### Rows from a dataset

=-=-=

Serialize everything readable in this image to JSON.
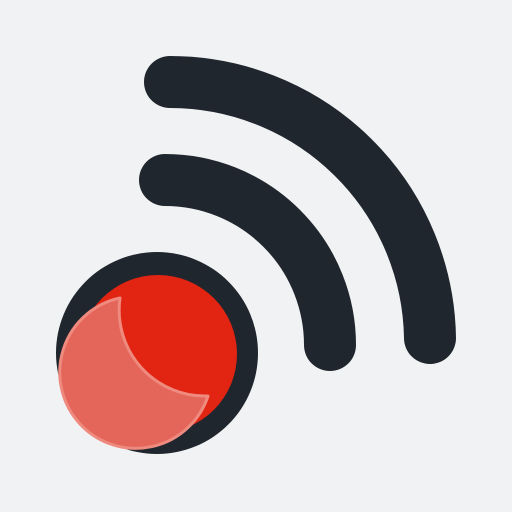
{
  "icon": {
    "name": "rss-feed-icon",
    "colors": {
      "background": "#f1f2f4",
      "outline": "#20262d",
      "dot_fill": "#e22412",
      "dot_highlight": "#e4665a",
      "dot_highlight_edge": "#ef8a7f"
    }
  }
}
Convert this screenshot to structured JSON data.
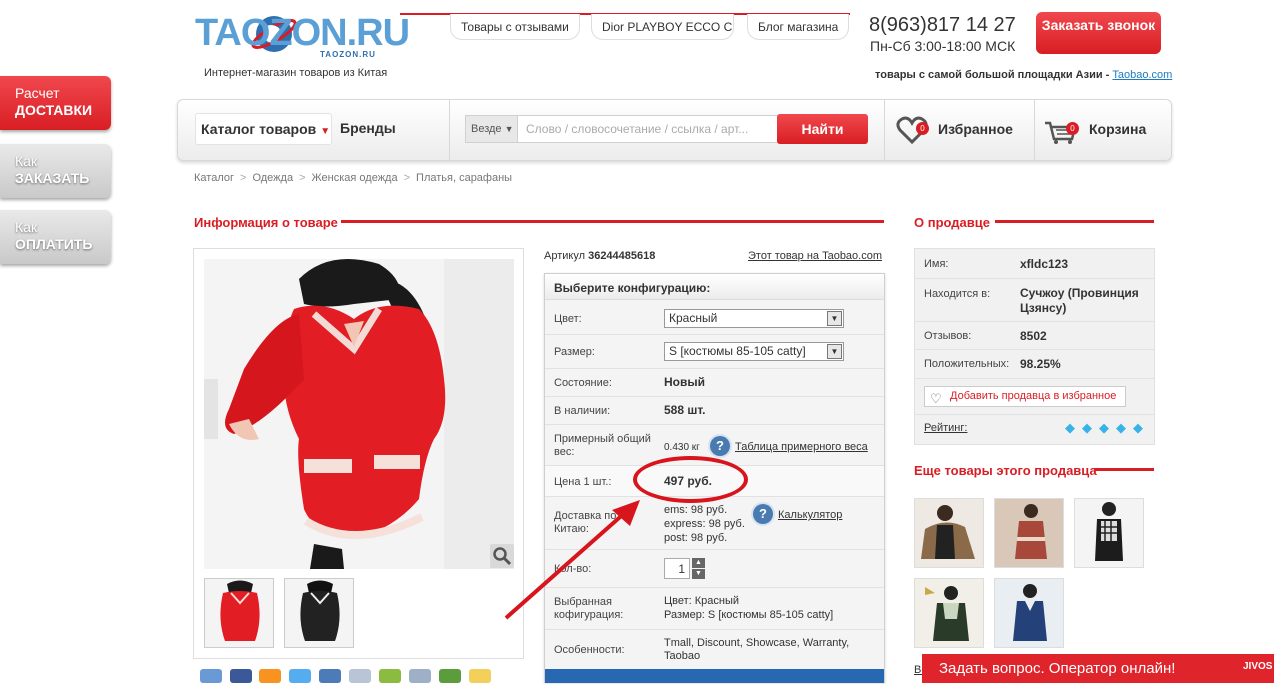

=-=-=

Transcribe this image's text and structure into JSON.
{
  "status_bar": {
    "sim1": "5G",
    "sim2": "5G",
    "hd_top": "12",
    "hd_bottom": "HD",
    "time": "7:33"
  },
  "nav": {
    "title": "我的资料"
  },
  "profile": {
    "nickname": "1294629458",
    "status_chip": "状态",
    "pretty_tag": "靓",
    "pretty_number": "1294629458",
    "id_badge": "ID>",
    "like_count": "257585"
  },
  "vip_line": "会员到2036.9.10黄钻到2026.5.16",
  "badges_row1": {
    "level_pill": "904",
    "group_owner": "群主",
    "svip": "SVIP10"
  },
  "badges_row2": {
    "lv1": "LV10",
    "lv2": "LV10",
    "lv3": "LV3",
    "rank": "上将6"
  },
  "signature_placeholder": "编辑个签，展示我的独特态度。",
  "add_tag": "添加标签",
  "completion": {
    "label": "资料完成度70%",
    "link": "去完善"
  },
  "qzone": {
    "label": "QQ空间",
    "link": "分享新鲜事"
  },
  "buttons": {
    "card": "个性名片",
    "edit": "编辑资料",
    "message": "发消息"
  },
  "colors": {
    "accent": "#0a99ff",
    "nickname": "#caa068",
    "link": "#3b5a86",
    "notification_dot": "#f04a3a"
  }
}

=-=-=

### TASK OBJECTIVE
Print everything from the line with "Serialize everything readable" down to the line with "Convert this screenshot", both included, exactly as written and without the pictures.

### CORRECT OUTPUT
Serialize everything readable in this image to JSON.
{
  "icon": {
    "name": "rss-feed-icon",
    "colors": {
      "background": "#f1f2f4",
      "outline": "#20262d",
      "dot_fill": "#e22412",
      "dot_highlight": "#e4665a",
      "dot_highlight_edge": "#ef8a7f"
    }
  }
}
Convert this screenshot to structured JSON data.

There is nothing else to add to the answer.